WHAT YOU WILL DO - Write out every entry, unchanged. Skip any picture.

SOURCE DATA -
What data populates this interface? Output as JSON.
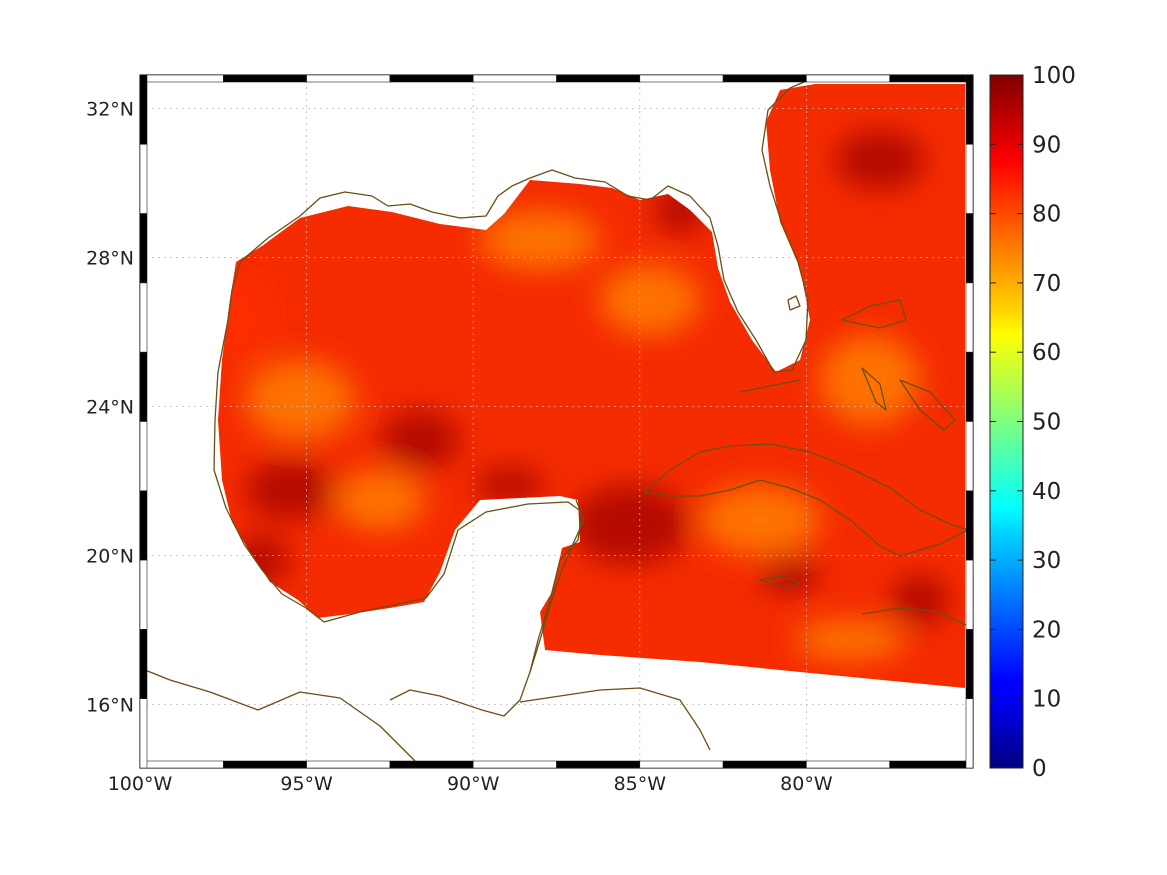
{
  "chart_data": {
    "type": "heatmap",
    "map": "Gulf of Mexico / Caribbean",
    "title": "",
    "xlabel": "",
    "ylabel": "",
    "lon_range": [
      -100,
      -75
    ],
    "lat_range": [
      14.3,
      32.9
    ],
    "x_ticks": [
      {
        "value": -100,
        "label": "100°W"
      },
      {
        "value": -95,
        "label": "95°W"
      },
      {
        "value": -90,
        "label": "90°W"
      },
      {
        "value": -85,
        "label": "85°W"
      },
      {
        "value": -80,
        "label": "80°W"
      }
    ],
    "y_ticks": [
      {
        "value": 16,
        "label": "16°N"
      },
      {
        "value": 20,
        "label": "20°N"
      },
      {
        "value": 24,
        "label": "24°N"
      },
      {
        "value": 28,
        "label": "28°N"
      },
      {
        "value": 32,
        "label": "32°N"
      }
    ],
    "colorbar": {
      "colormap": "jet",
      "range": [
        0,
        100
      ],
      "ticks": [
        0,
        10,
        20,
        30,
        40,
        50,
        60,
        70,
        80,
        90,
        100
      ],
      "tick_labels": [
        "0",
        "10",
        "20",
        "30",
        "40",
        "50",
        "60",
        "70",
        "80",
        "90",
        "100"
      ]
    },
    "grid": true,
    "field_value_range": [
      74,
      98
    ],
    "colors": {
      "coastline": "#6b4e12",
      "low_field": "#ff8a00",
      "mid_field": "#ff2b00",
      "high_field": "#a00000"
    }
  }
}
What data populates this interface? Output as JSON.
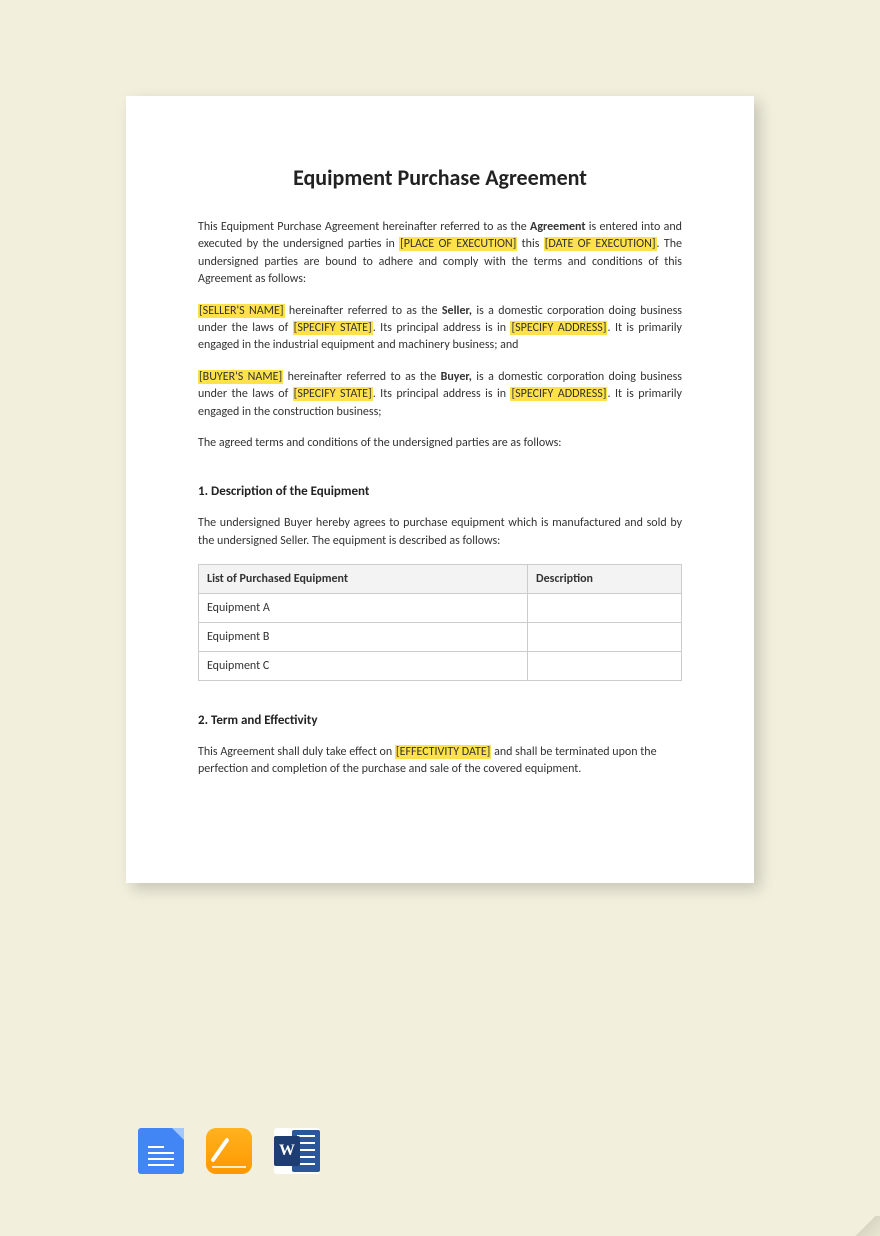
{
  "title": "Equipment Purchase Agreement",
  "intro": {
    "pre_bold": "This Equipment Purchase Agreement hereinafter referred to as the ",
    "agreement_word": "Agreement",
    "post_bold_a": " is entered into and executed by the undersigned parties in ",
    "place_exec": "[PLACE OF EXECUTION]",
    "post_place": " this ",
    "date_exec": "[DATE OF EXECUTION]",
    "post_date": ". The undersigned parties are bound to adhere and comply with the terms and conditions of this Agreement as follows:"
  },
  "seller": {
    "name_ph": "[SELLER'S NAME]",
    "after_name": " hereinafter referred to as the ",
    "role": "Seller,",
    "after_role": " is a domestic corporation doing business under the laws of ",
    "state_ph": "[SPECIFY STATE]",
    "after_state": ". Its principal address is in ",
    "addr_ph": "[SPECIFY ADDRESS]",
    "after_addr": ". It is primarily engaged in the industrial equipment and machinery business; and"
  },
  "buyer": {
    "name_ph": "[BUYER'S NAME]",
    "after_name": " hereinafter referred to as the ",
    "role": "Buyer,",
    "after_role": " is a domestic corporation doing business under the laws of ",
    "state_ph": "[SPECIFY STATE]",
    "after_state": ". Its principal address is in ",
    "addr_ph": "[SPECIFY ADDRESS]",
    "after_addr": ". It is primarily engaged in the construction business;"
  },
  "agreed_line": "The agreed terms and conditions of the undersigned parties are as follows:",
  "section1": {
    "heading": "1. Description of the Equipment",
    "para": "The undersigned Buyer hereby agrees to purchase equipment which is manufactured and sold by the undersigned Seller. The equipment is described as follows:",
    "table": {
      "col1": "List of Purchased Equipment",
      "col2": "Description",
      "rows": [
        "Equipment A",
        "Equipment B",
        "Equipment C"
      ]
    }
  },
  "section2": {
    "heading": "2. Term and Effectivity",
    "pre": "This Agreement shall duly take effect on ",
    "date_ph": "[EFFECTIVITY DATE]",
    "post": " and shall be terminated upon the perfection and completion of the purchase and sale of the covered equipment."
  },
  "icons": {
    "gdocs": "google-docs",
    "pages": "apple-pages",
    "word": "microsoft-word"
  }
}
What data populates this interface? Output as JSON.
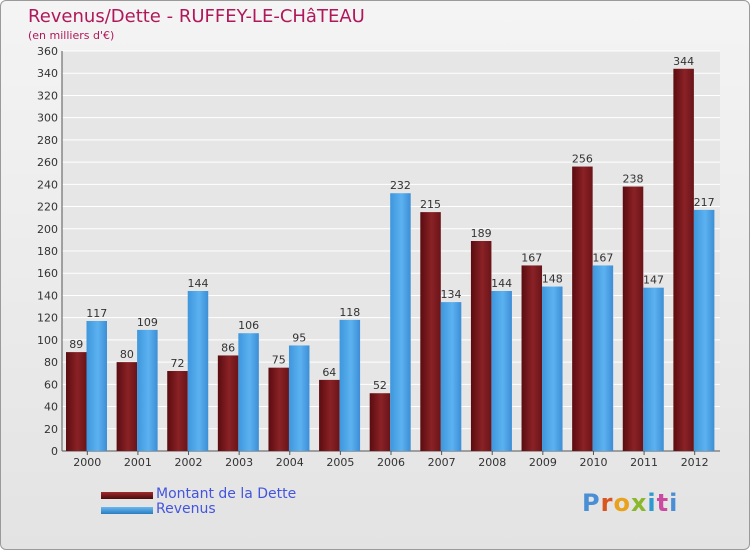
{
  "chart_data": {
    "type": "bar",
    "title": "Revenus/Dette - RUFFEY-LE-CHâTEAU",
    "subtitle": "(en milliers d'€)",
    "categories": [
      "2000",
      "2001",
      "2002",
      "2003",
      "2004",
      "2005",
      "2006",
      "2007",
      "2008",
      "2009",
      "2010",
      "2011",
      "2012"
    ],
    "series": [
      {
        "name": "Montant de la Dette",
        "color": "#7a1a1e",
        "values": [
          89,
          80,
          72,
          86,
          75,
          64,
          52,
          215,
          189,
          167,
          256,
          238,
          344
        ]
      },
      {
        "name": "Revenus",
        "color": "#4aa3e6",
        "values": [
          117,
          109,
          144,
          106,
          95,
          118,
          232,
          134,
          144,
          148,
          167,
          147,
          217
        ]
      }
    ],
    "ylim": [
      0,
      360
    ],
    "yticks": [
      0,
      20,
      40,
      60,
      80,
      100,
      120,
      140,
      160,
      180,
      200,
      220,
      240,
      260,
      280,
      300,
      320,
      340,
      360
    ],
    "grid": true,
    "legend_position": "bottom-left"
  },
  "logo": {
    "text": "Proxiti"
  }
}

RESULT BELOW -
What data populates this interface? Output as JSON.
{
  "chart_data": {
    "type": "heatmap",
    "map": "Gulf of Mexico / Caribbean",
    "title": "",
    "xlabel": "",
    "ylabel": "",
    "lon_range": [
      -100,
      -75
    ],
    "lat_range": [
      14.3,
      32.9
    ],
    "x_ticks": [
      {
        "value": -100,
        "label": "100°W"
      },
      {
        "value": -95,
        "label": "95°W"
      },
      {
        "value": -90,
        "label": "90°W"
      },
      {
        "value": -85,
        "label": "85°W"
      },
      {
        "value": -80,
        "label": "80°W"
      }
    ],
    "y_ticks": [
      {
        "value": 16,
        "label": "16°N"
      },
      {
        "value": 20,
        "label": "20°N"
      },
      {
        "value": 24,
        "label": "24°N"
      },
      {
        "value": 28,
        "label": "28°N"
      },
      {
        "value": 32,
        "label": "32°N"
      }
    ],
    "colorbar": {
      "colormap": "jet",
      "range": [
        0,
        100
      ],
      "ticks": [
        0,
        10,
        20,
        30,
        40,
        50,
        60,
        70,
        80,
        90,
        100
      ],
      "tick_labels": [
        "0",
        "10",
        "20",
        "30",
        "40",
        "50",
        "60",
        "70",
        "80",
        "90",
        "100"
      ]
    },
    "grid": true,
    "field_value_range": [
      74,
      98
    ],
    "colors": {
      "coastline": "#6b4e12",
      "low_field": "#ff8a00",
      "mid_field": "#ff2b00",
      "high_field": "#a00000"
    }
  }
}
What data populates this interface? Output as JSON.
{
  "title": "Equipment Purchase Agreement",
  "intro": {
    "pre_bold": "This Equipment Purchase Agreement hereinafter referred to as the ",
    "agreement_word": "Agreement",
    "post_bold_a": " is entered into and executed by the undersigned parties in ",
    "place_exec": "[PLACE OF EXECUTION]",
    "post_place": " this ",
    "date_exec": "[DATE OF EXECUTION]",
    "post_date": ". The undersigned parties are bound to adhere and comply with the terms and conditions of this Agreement as follows:"
  },
  "seller": {
    "name_ph": "[SELLER'S NAME]",
    "after_name": " hereinafter referred to as the ",
    "role": "Seller,",
    "after_role": " is a domestic corporation doing business under the laws of ",
    "state_ph": "[SPECIFY STATE]",
    "after_state": ". Its principal address is in ",
    "addr_ph": "[SPECIFY ADDRESS]",
    "after_addr": ". It is primarily engaged in the industrial equipment and machinery business; and"
  },
  "buyer": {
    "name_ph": "[BUYER'S NAME]",
    "after_name": " hereinafter referred to as the ",
    "role": "Buyer,",
    "after_role": " is a domestic corporation doing business under the laws of ",
    "state_ph": "[SPECIFY STATE]",
    "after_state": ". Its principal address is in ",
    "addr_ph": "[SPECIFY ADDRESS]",
    "after_addr": ". It is primarily engaged in the construction business;"
  },
  "agreed_line": "The agreed terms and conditions of the undersigned parties are as follows:",
  "section1": {
    "heading": "1. Description of the Equipment",
    "para": "The undersigned Buyer hereby agrees to purchase equipment which is manufactured and sold by the undersigned Seller. The equipment is described as follows:",
    "table": {
      "col1": "List of Purchased Equipment",
      "col2": "Description",
      "rows": [
        "Equipment A",
        "Equipment B",
        "Equipment C"
      ]
    }
  },
  "section2": {
    "heading": "2. Term and Effectivity",
    "pre": "This Agreement shall duly take effect on ",
    "date_ph": "[EFFECTIVITY DATE]",
    "post": " and shall be terminated upon the perfection and completion of the purchase and sale of the covered equipment."
  },
  "icons": {
    "gdocs": "google-docs",
    "pages": "apple-pages",
    "word": "microsoft-word"
  }
}
What data populates this interface? Output as JSON.
{
  "chart_data": {
    "type": "bar",
    "title": "Revenus/Dette - RUFFEY-LE-CHâTEAU",
    "subtitle": "(en milliers d'€)",
    "categories": [
      "2000",
      "2001",
      "2002",
      "2003",
      "2004",
      "2005",
      "2006",
      "2007",
      "2008",
      "2009",
      "2010",
      "2011",
      "2012"
    ],
    "series": [
      {
        "name": "Montant de la Dette",
        "color": "#7a1a1e",
        "values": [
          89,
          80,
          72,
          86,
          75,
          64,
          52,
          215,
          189,
          167,
          256,
          238,
          344
        ]
      },
      {
        "name": "Revenus",
        "color": "#4aa3e6",
        "values": [
          117,
          109,
          144,
          106,
          95,
          118,
          232,
          134,
          144,
          148,
          167,
          147,
          217
        ]
      }
    ],
    "ylim": [
      0,
      360
    ],
    "yticks": [
      0,
      20,
      40,
      60,
      80,
      100,
      120,
      140,
      160,
      180,
      200,
      220,
      240,
      260,
      280,
      300,
      320,
      340,
      360
    ],
    "grid": true,
    "legend_position": "bottom-left"
  },
  "logo": {
    "text": "Proxiti"
  }
}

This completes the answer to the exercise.